Exercise details ->
Please report every line from the material that contains the word "Woerden".
##### Given records
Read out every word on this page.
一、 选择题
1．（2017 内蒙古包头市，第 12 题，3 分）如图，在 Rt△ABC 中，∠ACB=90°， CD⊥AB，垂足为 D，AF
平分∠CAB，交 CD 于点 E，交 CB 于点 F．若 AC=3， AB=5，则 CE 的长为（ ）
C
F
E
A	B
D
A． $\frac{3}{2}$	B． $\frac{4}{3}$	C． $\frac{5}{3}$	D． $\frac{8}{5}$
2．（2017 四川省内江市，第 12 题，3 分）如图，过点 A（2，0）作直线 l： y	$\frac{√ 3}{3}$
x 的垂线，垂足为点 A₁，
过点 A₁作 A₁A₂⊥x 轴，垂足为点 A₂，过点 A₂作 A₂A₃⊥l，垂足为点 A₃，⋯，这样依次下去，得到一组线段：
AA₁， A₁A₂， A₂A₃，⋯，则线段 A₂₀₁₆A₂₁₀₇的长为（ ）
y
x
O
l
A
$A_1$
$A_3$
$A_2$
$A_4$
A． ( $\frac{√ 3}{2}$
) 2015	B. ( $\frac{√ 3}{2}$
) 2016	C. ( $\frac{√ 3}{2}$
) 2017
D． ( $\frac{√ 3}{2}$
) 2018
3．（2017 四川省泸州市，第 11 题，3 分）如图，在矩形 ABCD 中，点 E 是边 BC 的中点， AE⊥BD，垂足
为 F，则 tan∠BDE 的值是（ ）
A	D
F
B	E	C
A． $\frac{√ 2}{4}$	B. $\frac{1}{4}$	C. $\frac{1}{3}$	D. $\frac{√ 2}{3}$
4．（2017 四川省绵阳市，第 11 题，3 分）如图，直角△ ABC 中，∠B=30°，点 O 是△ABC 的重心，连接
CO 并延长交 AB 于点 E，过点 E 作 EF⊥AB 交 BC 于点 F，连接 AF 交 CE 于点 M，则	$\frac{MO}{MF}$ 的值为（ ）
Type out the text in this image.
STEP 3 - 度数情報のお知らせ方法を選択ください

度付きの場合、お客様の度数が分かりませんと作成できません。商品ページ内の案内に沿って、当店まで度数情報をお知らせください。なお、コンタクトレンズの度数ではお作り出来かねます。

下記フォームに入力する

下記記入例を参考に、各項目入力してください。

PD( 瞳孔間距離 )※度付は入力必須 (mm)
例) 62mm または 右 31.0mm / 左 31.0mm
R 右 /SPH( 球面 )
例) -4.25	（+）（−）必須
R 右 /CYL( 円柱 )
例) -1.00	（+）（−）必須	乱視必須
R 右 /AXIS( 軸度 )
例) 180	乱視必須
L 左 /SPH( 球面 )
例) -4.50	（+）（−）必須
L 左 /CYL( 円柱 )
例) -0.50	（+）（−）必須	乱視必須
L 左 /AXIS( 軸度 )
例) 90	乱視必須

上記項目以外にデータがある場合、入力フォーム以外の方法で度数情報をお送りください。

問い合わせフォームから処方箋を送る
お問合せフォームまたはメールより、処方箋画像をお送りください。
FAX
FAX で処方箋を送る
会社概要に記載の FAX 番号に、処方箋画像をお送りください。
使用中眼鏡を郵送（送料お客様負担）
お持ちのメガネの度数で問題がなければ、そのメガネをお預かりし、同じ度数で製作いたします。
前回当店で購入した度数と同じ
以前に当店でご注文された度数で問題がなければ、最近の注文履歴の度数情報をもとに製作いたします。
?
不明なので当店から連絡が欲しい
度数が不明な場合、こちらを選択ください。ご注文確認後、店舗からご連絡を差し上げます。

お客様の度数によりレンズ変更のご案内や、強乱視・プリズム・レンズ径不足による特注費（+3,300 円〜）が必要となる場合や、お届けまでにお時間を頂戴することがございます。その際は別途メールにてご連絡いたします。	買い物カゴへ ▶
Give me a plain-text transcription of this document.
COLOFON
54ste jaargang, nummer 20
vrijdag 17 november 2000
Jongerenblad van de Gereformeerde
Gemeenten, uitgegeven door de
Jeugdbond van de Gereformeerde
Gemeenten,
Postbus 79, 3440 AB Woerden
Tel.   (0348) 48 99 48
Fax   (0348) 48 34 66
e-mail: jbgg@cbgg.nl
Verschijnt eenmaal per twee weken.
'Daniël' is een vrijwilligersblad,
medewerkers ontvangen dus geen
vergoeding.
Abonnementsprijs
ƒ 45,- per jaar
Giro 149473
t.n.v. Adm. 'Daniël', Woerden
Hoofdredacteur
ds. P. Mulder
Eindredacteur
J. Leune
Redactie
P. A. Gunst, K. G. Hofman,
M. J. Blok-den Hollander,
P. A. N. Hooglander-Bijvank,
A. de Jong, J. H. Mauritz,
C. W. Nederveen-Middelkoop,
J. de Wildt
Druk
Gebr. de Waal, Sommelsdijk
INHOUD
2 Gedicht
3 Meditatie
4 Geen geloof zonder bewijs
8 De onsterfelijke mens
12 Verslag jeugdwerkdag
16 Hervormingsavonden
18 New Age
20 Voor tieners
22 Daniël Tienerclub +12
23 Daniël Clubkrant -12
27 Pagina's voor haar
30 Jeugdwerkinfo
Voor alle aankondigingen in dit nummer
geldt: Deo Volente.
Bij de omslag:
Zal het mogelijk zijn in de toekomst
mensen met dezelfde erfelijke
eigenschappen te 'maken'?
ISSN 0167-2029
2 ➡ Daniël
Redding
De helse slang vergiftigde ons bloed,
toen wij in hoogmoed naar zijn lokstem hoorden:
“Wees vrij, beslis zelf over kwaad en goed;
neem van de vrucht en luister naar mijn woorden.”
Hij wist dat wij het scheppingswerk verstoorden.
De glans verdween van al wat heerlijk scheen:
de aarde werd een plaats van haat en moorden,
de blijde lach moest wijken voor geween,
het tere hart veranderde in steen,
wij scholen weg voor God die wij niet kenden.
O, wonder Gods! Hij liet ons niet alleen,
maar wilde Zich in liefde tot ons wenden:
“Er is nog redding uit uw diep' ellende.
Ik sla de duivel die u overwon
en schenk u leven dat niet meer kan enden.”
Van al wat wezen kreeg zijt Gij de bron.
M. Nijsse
##########
Full response ->
Postbus 79, 3440 AB Woerden
t.n.v. Adm. 'Daniël', Woerden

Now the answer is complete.